▶ [Page text]
-*-

Edward Green had been on death row for five years, appealing a capital murder conviction for his role in the 1992 deaths of Edward Perry Haden, 72, and Helen O'Sullivan, 63, who were shot as they sat in a car at a stop sign in Houston.

East-Green, 26, says she immediately was drawn to the articulate young man with a boyish face and engaging smile who had grown deeply religious, introspective and remorseful about his past.

"I just fell in love with him," she said in a recent interview. "He didn't hide his feelings like most men."

Why in the world did the Chronicle decide to run this story on the front page, or at all? Are we supposed to feel sorry that this family cannot be together? The two adults made some terrible choices and the one to suffer the most will be the little girl, of course.

Wednesday's Chronicle has a letter to the editor that really takes the Chronicle to task for this story:

I was shocked to read the Sept. 24 Page One article "Girl's life began where her father's may end / Her mother, then a security guard, conceived her with an inmate who is on death row."

Published as a beautiful love story, it was, in fact, an example of unethical behavior on the part of a state of Texas employee that added yet another fatherless child to the civic burden of our society.

-*-

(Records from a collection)
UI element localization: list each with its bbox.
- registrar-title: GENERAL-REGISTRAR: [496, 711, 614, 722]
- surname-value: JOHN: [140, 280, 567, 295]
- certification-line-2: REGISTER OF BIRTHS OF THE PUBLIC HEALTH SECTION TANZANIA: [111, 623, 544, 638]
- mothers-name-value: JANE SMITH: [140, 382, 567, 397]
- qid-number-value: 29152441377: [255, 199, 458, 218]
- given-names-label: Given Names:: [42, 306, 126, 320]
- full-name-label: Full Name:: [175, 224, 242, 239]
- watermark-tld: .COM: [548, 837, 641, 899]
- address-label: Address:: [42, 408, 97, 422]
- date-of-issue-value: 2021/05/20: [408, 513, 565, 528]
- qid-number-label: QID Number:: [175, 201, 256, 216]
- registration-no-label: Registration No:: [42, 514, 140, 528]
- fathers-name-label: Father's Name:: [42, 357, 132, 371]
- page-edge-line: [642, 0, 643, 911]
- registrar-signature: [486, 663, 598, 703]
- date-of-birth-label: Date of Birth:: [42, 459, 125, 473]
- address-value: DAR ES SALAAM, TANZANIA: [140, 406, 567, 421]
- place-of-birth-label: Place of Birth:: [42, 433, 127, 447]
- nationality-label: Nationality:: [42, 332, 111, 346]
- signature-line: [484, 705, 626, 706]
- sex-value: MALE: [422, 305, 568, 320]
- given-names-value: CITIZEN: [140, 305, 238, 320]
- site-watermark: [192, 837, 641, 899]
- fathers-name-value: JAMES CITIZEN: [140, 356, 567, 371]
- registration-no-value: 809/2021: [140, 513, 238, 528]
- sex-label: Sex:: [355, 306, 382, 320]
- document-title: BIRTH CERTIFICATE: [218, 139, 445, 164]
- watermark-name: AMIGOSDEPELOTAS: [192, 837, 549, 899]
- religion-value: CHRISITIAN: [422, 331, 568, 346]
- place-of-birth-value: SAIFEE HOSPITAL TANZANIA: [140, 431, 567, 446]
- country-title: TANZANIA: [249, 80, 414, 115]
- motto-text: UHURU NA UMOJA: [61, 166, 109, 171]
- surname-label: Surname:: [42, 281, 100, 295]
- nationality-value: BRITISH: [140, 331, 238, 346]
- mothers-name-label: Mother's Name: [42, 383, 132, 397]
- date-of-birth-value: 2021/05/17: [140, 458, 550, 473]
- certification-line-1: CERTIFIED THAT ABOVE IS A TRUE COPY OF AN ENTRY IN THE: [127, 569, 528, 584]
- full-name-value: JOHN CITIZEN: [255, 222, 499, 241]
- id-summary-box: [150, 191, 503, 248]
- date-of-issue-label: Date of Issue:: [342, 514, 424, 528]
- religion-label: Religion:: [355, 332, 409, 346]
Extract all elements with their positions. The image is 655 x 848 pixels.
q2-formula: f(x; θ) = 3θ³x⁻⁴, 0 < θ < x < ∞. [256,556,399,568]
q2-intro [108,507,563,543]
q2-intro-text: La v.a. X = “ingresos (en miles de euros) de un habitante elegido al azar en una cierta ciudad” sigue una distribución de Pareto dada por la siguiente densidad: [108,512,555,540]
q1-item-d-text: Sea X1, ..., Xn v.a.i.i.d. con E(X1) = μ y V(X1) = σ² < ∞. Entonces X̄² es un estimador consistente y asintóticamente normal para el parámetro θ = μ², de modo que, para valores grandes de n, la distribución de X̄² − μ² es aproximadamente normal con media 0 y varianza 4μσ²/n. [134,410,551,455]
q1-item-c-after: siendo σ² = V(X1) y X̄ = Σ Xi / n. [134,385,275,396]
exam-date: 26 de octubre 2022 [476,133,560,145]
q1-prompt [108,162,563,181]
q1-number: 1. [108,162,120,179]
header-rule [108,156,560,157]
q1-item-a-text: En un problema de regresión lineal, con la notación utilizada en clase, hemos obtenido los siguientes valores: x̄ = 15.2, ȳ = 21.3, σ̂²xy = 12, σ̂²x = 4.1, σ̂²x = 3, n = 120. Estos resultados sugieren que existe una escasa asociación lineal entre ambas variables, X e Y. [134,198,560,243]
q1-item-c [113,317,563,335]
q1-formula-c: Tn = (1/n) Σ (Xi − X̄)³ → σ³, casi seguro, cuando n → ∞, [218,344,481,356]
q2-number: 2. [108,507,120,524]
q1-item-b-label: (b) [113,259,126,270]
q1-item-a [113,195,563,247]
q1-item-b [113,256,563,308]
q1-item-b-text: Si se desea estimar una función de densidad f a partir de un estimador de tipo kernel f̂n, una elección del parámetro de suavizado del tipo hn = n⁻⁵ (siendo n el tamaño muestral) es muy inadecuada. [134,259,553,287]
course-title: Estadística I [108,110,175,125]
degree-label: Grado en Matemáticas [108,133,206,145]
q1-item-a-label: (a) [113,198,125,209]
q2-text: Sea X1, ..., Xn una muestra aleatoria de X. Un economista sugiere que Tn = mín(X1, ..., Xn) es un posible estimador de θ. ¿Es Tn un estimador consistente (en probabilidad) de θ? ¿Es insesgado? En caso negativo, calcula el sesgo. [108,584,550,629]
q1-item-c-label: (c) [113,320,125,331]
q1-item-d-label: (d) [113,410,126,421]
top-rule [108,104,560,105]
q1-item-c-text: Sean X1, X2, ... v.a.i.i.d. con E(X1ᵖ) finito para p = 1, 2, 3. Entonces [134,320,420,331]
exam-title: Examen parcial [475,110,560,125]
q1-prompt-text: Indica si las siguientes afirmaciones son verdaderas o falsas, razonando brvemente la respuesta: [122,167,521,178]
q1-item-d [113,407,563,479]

-*-

▶ [Work instructions]
Go on with the blog post about the Chronicle's death-row story, starting right after its final sentence. None of the entries is needed for the work here.

▶ [Reply]
In my criminal justice ethics and corrections classes, I teach that it is absolutely unethical for a professional to have sexual relations with clients.

The psychologist must not have a love affair with clients, nor may a minister sleep with church members.

A university professor must not make love with a student; nor may a correctional officer have sex with an inmate.

The reason for this ethical rule is that in each of these relationships there exists a power differential between the parties.

There is also a responsibility of one for the other.

Therefore, sex between professionals and clients is akin to the crime of rape.

The Legislature recently determined that breaching this principle is a felony offense for many persons in positions of trust — myself included.

In the case presented in the article, having sex with inmates has been a crime for prison guards for some time.

For the mother's and daughter's sake, I hope the statute of limitations on the mother's crime has expired.

The Chronicle should avoid publishing articles in which the message and the underlying ethical and legal facts are so diametrically opposed.

EDWARD J. SCHAUER
assistant professor, Prairie View A&M University

Well said.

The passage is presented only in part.